Copy out all lines carrying the word "title".

━━━

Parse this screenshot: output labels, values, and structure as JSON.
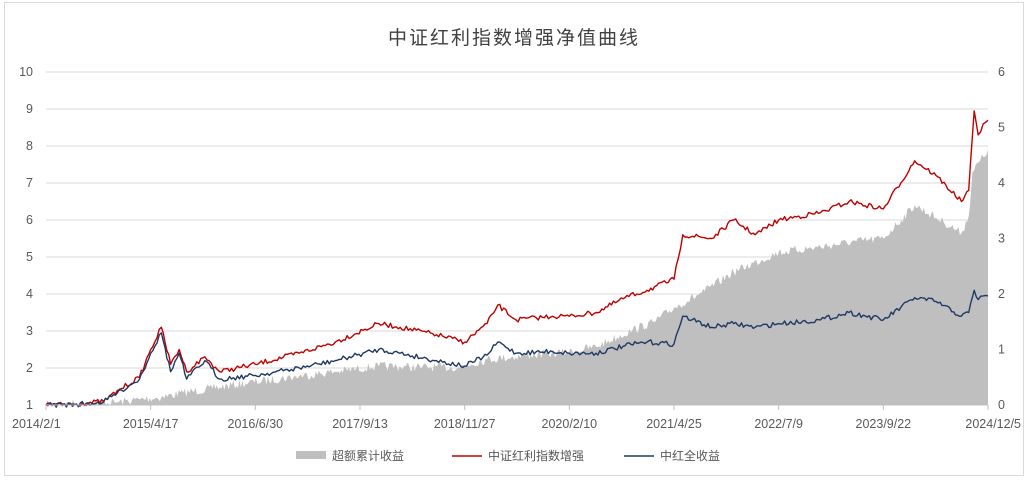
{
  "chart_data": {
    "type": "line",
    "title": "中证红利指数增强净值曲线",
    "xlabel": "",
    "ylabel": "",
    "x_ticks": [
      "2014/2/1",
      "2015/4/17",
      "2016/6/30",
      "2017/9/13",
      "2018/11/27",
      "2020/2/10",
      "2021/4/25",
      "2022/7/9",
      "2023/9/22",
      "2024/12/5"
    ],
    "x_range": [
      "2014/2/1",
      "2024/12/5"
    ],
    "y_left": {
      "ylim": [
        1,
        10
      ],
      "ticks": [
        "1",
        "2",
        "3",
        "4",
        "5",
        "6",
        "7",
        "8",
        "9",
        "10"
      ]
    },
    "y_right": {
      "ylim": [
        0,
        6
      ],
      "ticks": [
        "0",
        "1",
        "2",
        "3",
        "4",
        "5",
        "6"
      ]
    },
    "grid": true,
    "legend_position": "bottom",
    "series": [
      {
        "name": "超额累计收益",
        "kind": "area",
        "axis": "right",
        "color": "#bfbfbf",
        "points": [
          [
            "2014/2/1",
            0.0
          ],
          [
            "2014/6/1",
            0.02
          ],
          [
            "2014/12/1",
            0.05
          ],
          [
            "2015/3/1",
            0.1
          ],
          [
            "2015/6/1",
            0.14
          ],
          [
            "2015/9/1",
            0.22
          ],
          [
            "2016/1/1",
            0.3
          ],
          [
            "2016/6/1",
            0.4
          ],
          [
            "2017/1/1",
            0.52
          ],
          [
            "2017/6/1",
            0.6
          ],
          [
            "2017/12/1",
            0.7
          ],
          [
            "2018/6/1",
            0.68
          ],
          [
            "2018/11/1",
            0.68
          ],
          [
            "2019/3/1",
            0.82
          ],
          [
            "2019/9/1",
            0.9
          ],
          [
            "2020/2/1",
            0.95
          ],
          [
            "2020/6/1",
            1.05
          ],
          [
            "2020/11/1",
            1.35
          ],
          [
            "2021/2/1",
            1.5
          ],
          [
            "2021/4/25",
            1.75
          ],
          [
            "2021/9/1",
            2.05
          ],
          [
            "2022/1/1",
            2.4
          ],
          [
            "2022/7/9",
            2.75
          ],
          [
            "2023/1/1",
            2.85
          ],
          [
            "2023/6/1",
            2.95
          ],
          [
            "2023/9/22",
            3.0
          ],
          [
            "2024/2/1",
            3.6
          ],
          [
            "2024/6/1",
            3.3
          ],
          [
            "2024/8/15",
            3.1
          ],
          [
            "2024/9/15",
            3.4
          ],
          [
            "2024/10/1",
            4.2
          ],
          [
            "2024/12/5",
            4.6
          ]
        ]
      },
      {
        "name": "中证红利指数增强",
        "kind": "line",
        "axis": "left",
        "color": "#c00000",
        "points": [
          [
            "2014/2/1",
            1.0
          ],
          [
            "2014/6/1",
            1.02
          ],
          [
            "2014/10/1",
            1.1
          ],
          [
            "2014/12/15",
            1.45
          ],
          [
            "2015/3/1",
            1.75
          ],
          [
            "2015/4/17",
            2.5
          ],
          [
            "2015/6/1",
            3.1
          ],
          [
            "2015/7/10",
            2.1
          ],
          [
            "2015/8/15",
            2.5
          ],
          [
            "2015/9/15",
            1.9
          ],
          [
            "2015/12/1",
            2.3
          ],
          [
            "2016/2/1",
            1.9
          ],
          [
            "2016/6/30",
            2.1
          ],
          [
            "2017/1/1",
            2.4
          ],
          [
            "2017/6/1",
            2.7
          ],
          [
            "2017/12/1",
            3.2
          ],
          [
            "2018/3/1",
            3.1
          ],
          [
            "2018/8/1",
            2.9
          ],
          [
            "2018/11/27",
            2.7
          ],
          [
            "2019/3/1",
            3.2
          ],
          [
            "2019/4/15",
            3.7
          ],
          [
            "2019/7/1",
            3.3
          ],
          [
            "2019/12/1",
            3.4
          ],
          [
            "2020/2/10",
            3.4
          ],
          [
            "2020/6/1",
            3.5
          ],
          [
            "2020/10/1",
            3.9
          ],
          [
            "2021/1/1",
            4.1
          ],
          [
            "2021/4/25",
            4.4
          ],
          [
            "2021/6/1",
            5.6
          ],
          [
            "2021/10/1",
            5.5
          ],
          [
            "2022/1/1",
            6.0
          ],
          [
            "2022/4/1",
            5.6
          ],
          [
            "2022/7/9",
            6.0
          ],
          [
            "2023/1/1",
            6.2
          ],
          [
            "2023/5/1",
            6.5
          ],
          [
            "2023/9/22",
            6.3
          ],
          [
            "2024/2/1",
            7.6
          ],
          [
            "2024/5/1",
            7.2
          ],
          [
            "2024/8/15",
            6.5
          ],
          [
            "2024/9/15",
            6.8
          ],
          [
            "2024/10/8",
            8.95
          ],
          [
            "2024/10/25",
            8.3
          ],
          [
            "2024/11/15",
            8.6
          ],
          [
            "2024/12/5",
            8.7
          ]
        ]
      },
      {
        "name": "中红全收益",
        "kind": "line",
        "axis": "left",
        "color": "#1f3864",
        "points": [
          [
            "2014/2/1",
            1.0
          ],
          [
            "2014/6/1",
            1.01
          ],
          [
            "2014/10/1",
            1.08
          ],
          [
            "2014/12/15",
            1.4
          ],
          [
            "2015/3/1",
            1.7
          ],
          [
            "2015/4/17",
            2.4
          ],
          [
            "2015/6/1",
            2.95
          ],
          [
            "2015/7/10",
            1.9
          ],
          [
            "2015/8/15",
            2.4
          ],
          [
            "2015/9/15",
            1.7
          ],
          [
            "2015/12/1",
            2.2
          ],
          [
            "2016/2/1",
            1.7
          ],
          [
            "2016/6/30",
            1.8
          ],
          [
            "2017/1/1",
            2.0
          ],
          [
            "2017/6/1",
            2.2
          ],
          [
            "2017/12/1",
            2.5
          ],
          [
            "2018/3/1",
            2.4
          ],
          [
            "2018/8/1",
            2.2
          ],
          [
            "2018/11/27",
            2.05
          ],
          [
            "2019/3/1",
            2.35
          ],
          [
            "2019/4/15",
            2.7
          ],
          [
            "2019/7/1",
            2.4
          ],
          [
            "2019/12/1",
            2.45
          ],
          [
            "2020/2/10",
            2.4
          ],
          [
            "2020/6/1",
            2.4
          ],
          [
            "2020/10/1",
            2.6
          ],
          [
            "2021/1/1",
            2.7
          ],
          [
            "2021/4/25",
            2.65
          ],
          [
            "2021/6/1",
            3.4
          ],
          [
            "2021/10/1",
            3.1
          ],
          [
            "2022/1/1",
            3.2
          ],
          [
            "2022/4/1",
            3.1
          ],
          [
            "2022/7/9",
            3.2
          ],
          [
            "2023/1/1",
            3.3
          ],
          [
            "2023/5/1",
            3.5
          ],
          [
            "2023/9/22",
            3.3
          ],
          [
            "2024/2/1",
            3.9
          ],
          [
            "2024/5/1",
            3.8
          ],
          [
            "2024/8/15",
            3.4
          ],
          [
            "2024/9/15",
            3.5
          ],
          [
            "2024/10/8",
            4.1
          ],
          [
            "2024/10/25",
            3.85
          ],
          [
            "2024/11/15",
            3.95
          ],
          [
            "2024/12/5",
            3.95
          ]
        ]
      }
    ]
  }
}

━━━

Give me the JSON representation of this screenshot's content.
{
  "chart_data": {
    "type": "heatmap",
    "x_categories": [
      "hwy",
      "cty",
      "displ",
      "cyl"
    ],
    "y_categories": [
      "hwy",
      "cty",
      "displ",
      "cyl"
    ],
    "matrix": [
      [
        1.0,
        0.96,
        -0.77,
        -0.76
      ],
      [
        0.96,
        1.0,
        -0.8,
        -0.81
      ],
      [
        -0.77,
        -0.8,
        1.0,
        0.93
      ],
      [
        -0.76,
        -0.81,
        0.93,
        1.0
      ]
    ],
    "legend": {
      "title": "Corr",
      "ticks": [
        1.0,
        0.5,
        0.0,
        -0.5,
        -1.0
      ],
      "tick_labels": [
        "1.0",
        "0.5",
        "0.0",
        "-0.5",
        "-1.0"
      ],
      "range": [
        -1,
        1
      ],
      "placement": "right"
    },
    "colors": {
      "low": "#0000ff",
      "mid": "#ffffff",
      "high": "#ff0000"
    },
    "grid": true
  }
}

━━━

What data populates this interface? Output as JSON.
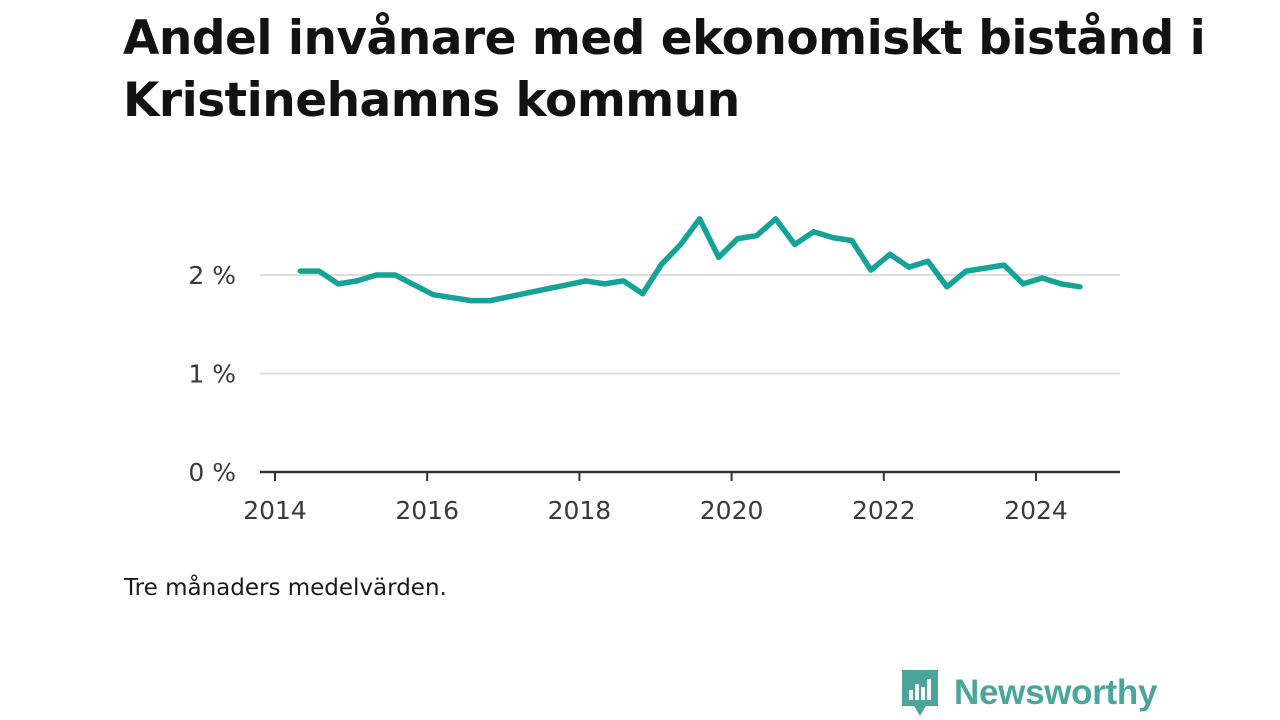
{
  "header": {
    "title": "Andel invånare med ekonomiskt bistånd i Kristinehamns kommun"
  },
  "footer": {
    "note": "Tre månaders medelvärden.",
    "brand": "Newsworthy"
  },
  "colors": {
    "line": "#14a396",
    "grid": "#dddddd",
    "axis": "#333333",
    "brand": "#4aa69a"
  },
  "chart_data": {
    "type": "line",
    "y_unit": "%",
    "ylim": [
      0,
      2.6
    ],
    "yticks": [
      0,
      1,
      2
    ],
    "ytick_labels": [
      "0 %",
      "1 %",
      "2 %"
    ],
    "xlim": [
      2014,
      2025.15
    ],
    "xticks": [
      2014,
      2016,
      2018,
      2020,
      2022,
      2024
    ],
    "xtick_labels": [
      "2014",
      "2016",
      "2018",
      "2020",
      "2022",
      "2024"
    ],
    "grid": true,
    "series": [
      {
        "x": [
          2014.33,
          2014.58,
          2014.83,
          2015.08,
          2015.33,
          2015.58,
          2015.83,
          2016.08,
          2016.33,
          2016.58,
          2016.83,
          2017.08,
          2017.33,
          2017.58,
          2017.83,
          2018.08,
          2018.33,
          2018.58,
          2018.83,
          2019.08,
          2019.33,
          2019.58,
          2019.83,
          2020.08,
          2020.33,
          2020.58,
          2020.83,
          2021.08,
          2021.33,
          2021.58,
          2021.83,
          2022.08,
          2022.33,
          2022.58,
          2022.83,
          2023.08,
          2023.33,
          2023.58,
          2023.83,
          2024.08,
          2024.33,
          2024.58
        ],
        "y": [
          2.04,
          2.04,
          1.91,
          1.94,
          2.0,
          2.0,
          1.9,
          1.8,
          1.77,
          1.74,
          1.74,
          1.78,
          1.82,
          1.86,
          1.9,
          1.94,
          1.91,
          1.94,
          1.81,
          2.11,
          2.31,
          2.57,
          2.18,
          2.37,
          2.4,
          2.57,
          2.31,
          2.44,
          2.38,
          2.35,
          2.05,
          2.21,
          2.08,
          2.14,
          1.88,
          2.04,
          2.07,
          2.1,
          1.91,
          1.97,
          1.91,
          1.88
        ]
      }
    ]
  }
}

━━━

# Answer below
    "title": "中证红利指数增强净值曲线",
      "title": "Corr",
    "title": "Andel invånare med ekonomiskt bistånd i Kristinehamns kommun"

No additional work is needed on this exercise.